The request » Would you return all of this data exactly, leaving nothing out?

Data shown »
---------------
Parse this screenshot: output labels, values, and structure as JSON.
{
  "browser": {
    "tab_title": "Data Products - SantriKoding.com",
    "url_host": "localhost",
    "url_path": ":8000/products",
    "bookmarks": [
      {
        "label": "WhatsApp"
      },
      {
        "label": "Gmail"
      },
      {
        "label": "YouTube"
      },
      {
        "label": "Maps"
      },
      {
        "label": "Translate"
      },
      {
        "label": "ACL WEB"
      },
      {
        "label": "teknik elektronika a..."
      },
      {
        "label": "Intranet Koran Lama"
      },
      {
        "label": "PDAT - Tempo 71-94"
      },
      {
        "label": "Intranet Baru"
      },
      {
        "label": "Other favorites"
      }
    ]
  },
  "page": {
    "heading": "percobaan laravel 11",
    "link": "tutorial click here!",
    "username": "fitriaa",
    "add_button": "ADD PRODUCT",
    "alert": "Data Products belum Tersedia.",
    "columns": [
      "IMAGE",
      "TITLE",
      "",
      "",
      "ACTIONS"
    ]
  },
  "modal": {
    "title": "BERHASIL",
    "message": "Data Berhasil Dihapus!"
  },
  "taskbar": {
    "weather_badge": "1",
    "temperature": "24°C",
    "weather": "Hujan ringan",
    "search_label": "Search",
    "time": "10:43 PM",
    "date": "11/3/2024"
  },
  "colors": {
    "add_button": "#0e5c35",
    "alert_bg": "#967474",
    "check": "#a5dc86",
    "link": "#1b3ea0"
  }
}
---------------
Solution below »
Parse this screenshot: output labels, values, and structure as JSON.
{
  "browser": {
    "tab_title": "Data Products - SantriKoding.com",
    "url_host": "localhost",
    "url_path": ":8000/products",
    "bookmarks": [
      {
        "label": "WhatsApp"
      },
      {
        "label": "Gmail"
      },
      {
        "label": "YouTube"
      },
      {
        "label": "Maps"
      },
      {
        "label": "Translate"
      },
      {
        "label": "ACL WEB"
      },
      {
        "label": "teknik elektronika a..."
      },
      {
        "label": "Intranet Koran Lama"
      },
      {
        "label": "PDAT - Tempo 71-94"
      },
      {
        "label": "Intranet Baru"
      },
      {
        "label": "Other favorites"
      }
    ]
  },
  "page": {
    "heading": "percobaan laravel 11",
    "link": "tutorial click here!",
    "username": "fitriaa",
    "add_button": "ADD PRODUCT",
    "alert": "Data Products belum Tersedia.",
    "columns": [
      "IMAGE",
      "TITLE",
      "",
      "",
      "ACTIONS"
    ]
  },
  "modal": {
    "title": "BERHASIL",
    "message": "Data Berhasil Dihapus!"
  },
  "taskbar": {
    "weather_badge": "1",
    "temperature": "24°C",
    "weather": "Hujan ringan",
    "search_label": "Search",
    "time": "10:43 PM",
    "date": "11/3/2024"
  },
  "colors": {
    "add_button": "#0e5c35",
    "alert_bg": "#967474",
    "check": "#a5dc86",
    "link": "#1b3ea0"
  }
}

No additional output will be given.